━━━ Supplied material ━━━
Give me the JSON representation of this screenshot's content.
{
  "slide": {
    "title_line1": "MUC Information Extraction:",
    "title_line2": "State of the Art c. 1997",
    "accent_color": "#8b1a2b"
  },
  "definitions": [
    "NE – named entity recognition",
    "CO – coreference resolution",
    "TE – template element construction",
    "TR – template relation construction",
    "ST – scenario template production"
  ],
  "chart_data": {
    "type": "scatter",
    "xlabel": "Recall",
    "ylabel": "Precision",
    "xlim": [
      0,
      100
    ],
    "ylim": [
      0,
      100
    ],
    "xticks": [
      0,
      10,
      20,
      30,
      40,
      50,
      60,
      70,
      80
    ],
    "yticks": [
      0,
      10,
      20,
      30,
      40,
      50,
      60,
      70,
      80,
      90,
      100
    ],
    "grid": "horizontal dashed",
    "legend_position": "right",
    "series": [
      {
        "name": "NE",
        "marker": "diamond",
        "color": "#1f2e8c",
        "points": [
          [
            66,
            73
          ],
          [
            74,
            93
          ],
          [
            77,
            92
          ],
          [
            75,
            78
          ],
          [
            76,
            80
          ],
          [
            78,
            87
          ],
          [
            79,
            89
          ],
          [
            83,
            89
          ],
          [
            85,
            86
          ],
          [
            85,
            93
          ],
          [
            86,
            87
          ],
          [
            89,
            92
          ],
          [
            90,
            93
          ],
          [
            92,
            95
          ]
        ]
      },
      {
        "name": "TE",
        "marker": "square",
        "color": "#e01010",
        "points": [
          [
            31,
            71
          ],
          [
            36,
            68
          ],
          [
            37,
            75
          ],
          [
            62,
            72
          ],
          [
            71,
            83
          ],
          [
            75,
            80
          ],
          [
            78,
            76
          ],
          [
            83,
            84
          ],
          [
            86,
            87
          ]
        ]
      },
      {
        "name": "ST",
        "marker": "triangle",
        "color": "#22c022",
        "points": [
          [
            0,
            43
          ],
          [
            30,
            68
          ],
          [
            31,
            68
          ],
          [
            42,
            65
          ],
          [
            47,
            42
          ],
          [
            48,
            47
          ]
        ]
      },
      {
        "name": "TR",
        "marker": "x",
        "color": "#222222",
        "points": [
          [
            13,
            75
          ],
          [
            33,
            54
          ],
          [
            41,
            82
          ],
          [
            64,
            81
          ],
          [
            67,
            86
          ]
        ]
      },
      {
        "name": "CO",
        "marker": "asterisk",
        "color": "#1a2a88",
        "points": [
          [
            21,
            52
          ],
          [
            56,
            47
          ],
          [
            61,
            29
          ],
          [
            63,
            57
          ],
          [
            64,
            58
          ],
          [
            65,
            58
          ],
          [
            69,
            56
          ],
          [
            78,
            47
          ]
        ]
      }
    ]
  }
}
━━━
# Work to be completed:
Exactly how many lines of the material contain the word "construction"? Write the number alone.

# Answer to the problem:
2